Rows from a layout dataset
================

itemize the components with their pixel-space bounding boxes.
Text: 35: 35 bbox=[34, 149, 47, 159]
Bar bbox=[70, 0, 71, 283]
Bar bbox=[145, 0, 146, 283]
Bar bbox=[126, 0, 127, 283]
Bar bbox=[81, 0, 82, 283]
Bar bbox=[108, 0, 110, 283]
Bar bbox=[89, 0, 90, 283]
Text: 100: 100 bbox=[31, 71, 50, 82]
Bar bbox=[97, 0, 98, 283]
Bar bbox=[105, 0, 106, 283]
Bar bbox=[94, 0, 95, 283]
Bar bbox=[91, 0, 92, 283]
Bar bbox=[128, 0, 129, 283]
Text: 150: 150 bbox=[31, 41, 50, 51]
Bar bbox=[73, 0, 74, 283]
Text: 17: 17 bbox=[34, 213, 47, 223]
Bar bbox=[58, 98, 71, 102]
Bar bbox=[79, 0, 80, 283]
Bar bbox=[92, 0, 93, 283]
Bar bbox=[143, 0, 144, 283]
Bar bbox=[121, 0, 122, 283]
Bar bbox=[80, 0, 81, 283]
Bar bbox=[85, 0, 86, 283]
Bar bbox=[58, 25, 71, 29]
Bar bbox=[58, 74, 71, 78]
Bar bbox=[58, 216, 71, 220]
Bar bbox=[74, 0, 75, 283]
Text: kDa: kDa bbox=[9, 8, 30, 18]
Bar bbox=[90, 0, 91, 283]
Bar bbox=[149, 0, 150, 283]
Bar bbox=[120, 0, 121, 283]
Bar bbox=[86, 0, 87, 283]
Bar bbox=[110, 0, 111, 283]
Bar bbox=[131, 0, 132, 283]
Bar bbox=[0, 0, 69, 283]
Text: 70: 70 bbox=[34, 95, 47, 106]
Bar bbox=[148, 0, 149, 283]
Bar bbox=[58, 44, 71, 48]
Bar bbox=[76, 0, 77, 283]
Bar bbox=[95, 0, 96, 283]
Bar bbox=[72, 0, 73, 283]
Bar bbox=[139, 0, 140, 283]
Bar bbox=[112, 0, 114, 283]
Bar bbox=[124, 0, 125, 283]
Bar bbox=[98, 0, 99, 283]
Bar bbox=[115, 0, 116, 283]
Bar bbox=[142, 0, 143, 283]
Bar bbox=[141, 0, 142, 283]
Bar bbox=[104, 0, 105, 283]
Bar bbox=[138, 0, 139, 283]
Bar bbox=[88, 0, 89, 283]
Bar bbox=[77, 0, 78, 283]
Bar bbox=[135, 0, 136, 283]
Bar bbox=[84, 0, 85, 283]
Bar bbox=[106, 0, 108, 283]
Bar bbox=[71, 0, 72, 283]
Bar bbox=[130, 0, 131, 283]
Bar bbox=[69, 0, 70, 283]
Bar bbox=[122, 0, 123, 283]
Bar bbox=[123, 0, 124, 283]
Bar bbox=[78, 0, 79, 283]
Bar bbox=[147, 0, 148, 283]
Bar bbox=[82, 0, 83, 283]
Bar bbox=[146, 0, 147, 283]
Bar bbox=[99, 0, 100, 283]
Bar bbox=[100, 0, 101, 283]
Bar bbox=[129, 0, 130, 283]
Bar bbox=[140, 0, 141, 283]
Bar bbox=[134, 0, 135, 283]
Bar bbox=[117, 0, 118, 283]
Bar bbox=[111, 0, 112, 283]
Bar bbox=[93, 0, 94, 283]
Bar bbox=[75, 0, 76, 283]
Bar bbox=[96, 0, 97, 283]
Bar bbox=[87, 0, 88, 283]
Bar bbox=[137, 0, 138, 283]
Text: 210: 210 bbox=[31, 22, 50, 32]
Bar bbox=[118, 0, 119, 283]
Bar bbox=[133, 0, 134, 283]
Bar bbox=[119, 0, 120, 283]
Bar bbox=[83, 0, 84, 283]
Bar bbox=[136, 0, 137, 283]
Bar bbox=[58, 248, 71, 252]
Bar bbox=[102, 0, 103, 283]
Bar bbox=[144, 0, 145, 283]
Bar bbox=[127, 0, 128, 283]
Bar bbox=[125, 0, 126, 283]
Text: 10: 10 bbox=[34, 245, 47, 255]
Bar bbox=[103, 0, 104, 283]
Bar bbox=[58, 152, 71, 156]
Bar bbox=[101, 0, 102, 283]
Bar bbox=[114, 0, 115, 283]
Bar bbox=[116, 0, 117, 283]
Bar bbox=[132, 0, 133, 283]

================

WHAT YOU HAVE TO DO: Reproduce every item above word for word, keeping each line and its order unchanged.

EXERCISE RESPONSE:
itemize the components with their pixel-space bounding boxes.
Text: 35: 35 bbox=[34, 149, 47, 159]
Bar bbox=[70, 0, 71, 283]
Bar bbox=[145, 0, 146, 283]
Bar bbox=[126, 0, 127, 283]
Bar bbox=[81, 0, 82, 283]
Bar bbox=[108, 0, 110, 283]
Bar bbox=[89, 0, 90, 283]
Text: 100: 100 bbox=[31, 71, 50, 82]
Bar bbox=[97, 0, 98, 283]
Bar bbox=[105, 0, 106, 283]
Bar bbox=[94, 0, 95, 283]
Bar bbox=[91, 0, 92, 283]
Bar bbox=[128, 0, 129, 283]
Text: 150: 150 bbox=[31, 41, 50, 51]
Bar bbox=[73, 0, 74, 283]
Text: 17: 17 bbox=[34, 213, 47, 223]
Bar bbox=[58, 98, 71, 102]
Bar bbox=[79, 0, 80, 283]
Bar bbox=[92, 0, 93, 283]
Bar bbox=[143, 0, 144, 283]
Bar bbox=[121, 0, 122, 283]
Bar bbox=[80, 0, 81, 283]
Bar bbox=[85, 0, 86, 283]
Bar bbox=[58, 25, 71, 29]
Bar bbox=[58, 74, 71, 78]
Bar bbox=[58, 216, 71, 220]
Bar bbox=[74, 0, 75, 283]
Text: kDa: kDa bbox=[9, 8, 30, 18]
Bar bbox=[90, 0, 91, 283]
Bar bbox=[149, 0, 150, 283]
Bar bbox=[120, 0, 121, 283]
Bar bbox=[86, 0, 87, 283]
Bar bbox=[110, 0, 111, 283]
Bar bbox=[131, 0, 132, 283]
Bar bbox=[0, 0, 69, 283]
Text: 70: 70 bbox=[34, 95, 47, 106]
Bar bbox=[148, 0, 149, 283]
Bar bbox=[58, 44, 71, 48]
Bar bbox=[76, 0, 77, 283]
Bar bbox=[95, 0, 96, 283]
Bar bbox=[72, 0, 73, 283]
Bar bbox=[139, 0, 140, 283]
Bar bbox=[112, 0, 114, 283]
Bar bbox=[124, 0, 125, 283]
Bar bbox=[98, 0, 99, 283]
Bar bbox=[115, 0, 116, 283]
Bar bbox=[142, 0, 143, 283]
Bar bbox=[141, 0, 142, 283]
Bar bbox=[104, 0, 105, 283]
Bar bbox=[138, 0, 139, 283]
Bar bbox=[88, 0, 89, 283]
Bar bbox=[77, 0, 78, 283]
Bar bbox=[135, 0, 136, 283]
Bar bbox=[84, 0, 85, 283]
Bar bbox=[106, 0, 108, 283]
Bar bbox=[71, 0, 72, 283]
Bar bbox=[130, 0, 131, 283]
Bar bbox=[69, 0, 70, 283]
Bar bbox=[122, 0, 123, 283]
Bar bbox=[123, 0, 124, 283]
Bar bbox=[78, 0, 79, 283]
Bar bbox=[147, 0, 148, 283]
Bar bbox=[82, 0, 83, 283]
Bar bbox=[146, 0, 147, 283]
Bar bbox=[99, 0, 100, 283]
Bar bbox=[100, 0, 101, 283]
Bar bbox=[129, 0, 130, 283]
Bar bbox=[140, 0, 141, 283]
Bar bbox=[134, 0, 135, 283]
Bar bbox=[117, 0, 118, 283]
Bar bbox=[111, 0, 112, 283]
Bar bbox=[93, 0, 94, 283]
Bar bbox=[75, 0, 76, 283]
Bar bbox=[96, 0, 97, 283]
Bar bbox=[87, 0, 88, 283]
Bar bbox=[137, 0, 138, 283]
Text: 210: 210 bbox=[31, 22, 50, 32]
Bar bbox=[118, 0, 119, 283]
Bar bbox=[133, 0, 134, 283]
Bar bbox=[119, 0, 120, 283]
Bar bbox=[83, 0, 84, 283]
Bar bbox=[136, 0, 137, 283]
Bar bbox=[58, 248, 71, 252]
Bar bbox=[102, 0, 103, 283]
Bar bbox=[144, 0, 145, 283]
Bar bbox=[127, 0, 128, 283]
Bar bbox=[125, 0, 126, 283]
Text: 10: 10 bbox=[34, 245, 47, 255]
Bar bbox=[103, 0, 104, 283]
Bar bbox=[58, 152, 71, 156]
Bar bbox=[101, 0, 102, 283]
Bar bbox=[114, 0, 115, 283]
Bar bbox=[116, 0, 117, 283]
Bar bbox=[132, 0, 133, 283]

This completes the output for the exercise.